* **WHAT YOU SHOULD DO**: Check each line for the string "left". Give only the count of lines that have it.

* **MATERIAL PROVIDED**:
════════

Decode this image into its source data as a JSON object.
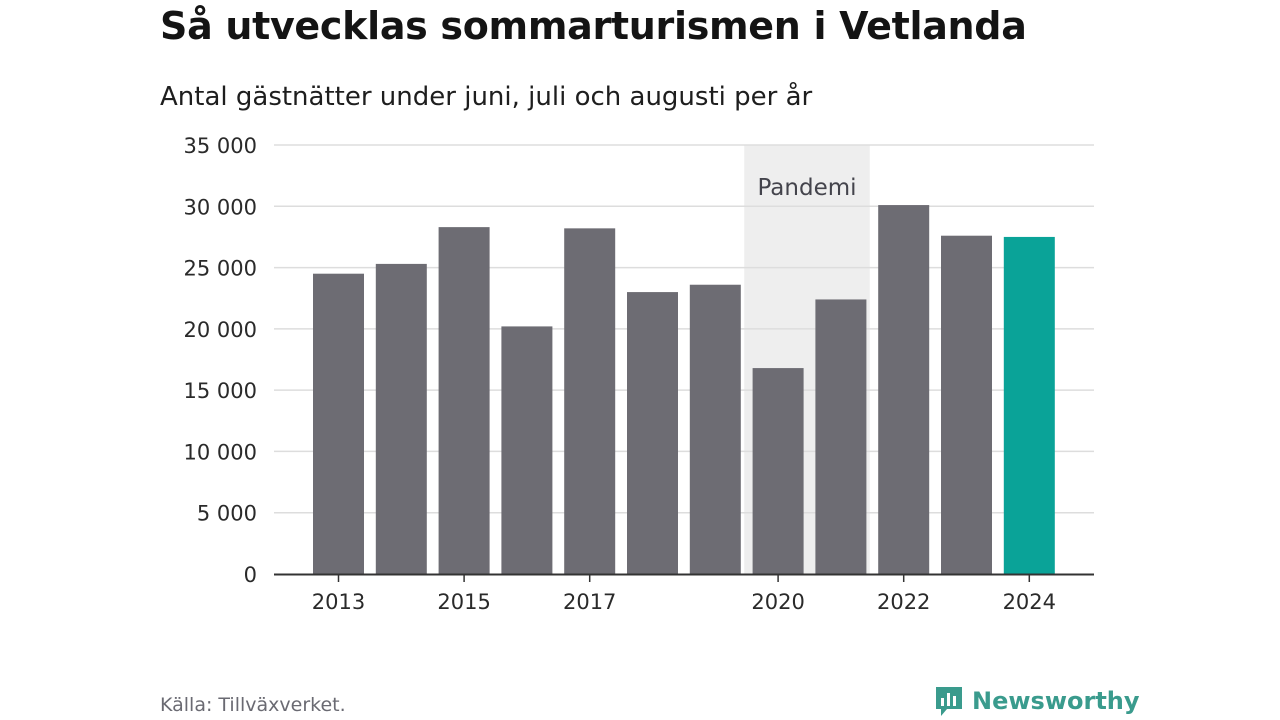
{
  "title": "Så utvecklas sommarturismen i Vetlanda",
  "subtitle": "Antal gästnätter under juni, juli och augusti per år",
  "source": "Källa: Tillväxverket.",
  "brand": "Newsworthy",
  "colors": {
    "bar": "#6d6c73",
    "highlight": "#0aa398",
    "band": "#eeeeee",
    "grid": "#dddddd",
    "axis": "#333333",
    "brand": "#3a9b8d"
  },
  "chart_data": {
    "type": "bar",
    "categories": [
      "2013",
      "2014",
      "2015",
      "2016",
      "2017",
      "2018",
      "2019",
      "2020",
      "2021",
      "2022",
      "2023",
      "2024"
    ],
    "values": [
      24500,
      25300,
      28300,
      20200,
      28200,
      23000,
      23600,
      16800,
      22400,
      30100,
      27600,
      27500
    ],
    "highlight": "2024",
    "xtick_labels": [
      "2013",
      "2015",
      "2017",
      "2020",
      "2022",
      "2024"
    ],
    "ylim": [
      0,
      35000
    ],
    "yticks": [
      0,
      5000,
      10000,
      15000,
      20000,
      25000,
      30000,
      35000
    ],
    "ytick_labels": [
      "0",
      "5 000",
      "10 000",
      "15 000",
      "20 000",
      "25 000",
      "30 000",
      "35 000"
    ],
    "band": {
      "label": "Pandemi",
      "from": "2020",
      "to": "2021"
    },
    "grid": true,
    "xlabel": "",
    "ylabel": ""
  }
}
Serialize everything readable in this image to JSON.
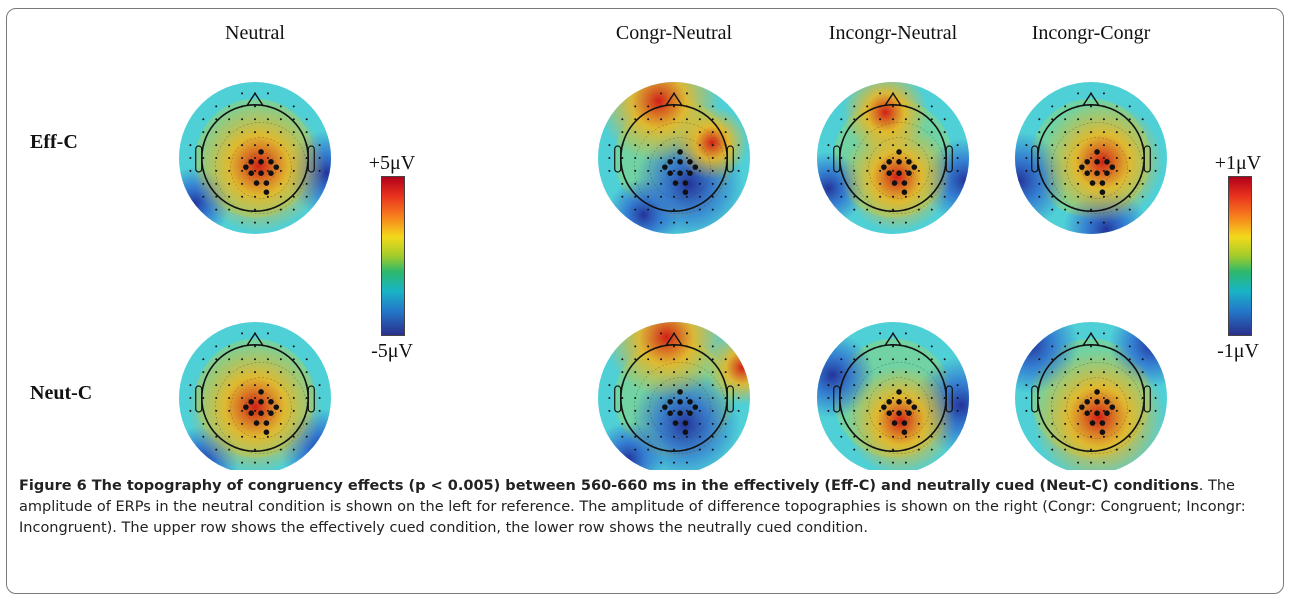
{
  "columns": {
    "neutral": "Neutral",
    "congr_neutral": "Congr-Neutral",
    "incongr_neutral": "Incongr-Neutral",
    "incongr_congr": "Incongr-Congr"
  },
  "rows": {
    "eff": "Eff-C",
    "neut": "Neut-C"
  },
  "scales": {
    "left": {
      "max": "+5μV",
      "min": "-5μV"
    },
    "right": {
      "max": "+1μV",
      "min": "-1μV"
    }
  },
  "caption": {
    "title": "Figure 6 The topography of congruency effects (p < 0.005) between 560-660 ms in the effectively (Eff-C) and neutrally cued (Neut-C) conditions",
    "body": ". The amplitude of ERPs in the neutral condition is shown on the left for reference. The amplitude of difference topographies is shown on the right (Congr: Congruent; Incongr: Incongruent). The upper row shows the effectively cued condition, the lower row shows the neutrally cued condition."
  },
  "colors": {
    "frame": "#7a7a7a",
    "hot": "#d42a1e",
    "cold": "#2a48b8",
    "mid": "#3fd0e0"
  }
}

════════

* **EXERCISE RESULT**: 2